All das lässt es sehr fraglich erscheinen, ob man wirklich von einem "sozialdemokratischen Jahrzehnt" sprechen kann, wie das Faulenbach in seinem einleitenden Essay tut. Selbst aus rein politikgeschichtlicher Sicht trifft seine These nur sehr bedingt zu. Faulenbach lässt nämlich nicht nur den wichtigen Koalitionspartner FDP ganz außer Acht. Der Blick allein auf die Bundesebene blendet zudem die politischen Konstellationen in den Ländern völlig aus. In Bayern oder Baden-Württemberg sahen die Mehrheitsverhältnisse ja ganz anders aus. Vor allem aber berücksichtigt Faulenbachs Betrachtungsweise die Sphäre der Gesellschaft nur ungenügend. Bei weitem nicht für alle gesellschaftliche Gruppierungen war die Sozialdemokratie der zentrale Bezugspunkt. Schon gar nicht hat die SPD die beschriebenen vielfältigen sozialen und kulturellen Umbruchprozesse in den Siebzigerjahren maßgeblich beeinflusst, geschweige denn hervorgerufen. Diese Kritik soll jedoch nicht den Wert des Sammelbandes schmälern, der sicherlich für viele Jahre einen wichtigen Orientierungspunkt für die Forschung zu den Wendejahren der Bonner Republik bilden wird.

**AUFGABEN**.
[1] Welchen Koalitionspartner lässt Faulenbach laut dem vorliegenden Text zum „sozialdemokratischen Jahrzehnt“ ganz außer Acht?
[2] Führen Sie den vorliegenden Text zum „sozialdemokratischen Jahrzehnt“ im Anschluss an seinen letzten Satz fort.
Die Datensätze spielen hierfür keine Rolle.

**EXTRAHIERTES MATERIAL**.
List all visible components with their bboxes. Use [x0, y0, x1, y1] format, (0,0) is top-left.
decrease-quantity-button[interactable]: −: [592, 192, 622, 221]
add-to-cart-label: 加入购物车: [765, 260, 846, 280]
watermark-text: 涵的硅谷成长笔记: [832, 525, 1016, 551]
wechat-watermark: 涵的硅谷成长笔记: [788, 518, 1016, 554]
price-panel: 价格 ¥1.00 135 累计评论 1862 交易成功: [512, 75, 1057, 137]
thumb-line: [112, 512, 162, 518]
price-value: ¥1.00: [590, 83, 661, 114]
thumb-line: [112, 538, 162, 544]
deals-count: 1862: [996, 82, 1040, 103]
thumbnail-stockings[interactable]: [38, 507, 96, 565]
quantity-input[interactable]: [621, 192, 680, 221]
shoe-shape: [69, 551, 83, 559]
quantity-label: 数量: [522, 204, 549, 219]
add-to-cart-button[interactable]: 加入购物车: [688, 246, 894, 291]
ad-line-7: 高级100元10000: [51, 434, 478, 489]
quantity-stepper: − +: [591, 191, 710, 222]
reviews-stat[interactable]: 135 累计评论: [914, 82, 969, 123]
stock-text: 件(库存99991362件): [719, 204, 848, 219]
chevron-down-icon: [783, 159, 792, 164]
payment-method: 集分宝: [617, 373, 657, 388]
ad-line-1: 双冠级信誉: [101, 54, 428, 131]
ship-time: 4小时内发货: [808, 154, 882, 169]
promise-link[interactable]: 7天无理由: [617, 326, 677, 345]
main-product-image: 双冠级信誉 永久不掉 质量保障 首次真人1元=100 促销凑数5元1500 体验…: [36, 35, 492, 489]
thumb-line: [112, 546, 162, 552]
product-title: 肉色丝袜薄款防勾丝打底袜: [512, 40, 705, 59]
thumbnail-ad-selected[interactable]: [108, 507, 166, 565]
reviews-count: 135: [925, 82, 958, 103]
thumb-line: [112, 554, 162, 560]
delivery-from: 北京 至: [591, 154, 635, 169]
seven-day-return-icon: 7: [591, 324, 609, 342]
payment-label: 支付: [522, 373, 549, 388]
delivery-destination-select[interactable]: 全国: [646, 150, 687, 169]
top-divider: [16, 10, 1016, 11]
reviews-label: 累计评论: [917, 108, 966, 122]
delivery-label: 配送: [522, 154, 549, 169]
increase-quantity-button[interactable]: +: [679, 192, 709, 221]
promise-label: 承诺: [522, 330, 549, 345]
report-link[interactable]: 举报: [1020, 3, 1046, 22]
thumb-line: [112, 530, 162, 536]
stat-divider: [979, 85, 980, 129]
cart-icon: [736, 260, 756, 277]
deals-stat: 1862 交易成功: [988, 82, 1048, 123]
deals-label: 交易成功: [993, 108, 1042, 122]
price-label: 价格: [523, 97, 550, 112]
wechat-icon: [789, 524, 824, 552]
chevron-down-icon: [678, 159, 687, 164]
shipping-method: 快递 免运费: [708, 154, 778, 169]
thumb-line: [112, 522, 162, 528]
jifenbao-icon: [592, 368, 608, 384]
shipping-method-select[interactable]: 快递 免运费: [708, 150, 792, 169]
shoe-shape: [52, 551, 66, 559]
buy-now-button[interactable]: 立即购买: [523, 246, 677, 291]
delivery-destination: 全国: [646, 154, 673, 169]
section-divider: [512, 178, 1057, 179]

**ERGEBNISSE**.
[1] Die FDP.

[2]
Anmerkung:
[1] Erste Ergebnisse dieser Forschung liegen bereits vor: Hans Woller / Thomas Schlemmer (Hg.): Bayern im Bund. Bd. 1: Die Erschließung des Landes 1949 bis 1973; Bd. 2: Gesellschaft im Wandel 1949-1973; Bd. 3: Politik und Kultur im föderalen Staat. 1949 bis 1973, München 2001-2004; Axel Schildt / Detlef Siegfried / Karl Christian Lammers (Hg.): Dynamische Zeiten. Die 60er Jahre in den beiden deutschen Gesellschaften, Hamburg 2000; Ulrich Herbert (Hg): Wandlungsprozesse in Westdeutschland. Belastung, Integration, Liberalisierung 1945-1980, Göttingen 2002; Matthias Frese / Julia Paulus / Karl Teppe (Hg.): Demokratisierung und gesellschaftlicher Aufbruch. Die sechziger Jahre als Wendezeit der Bundesrepublik, Paderborn 2003.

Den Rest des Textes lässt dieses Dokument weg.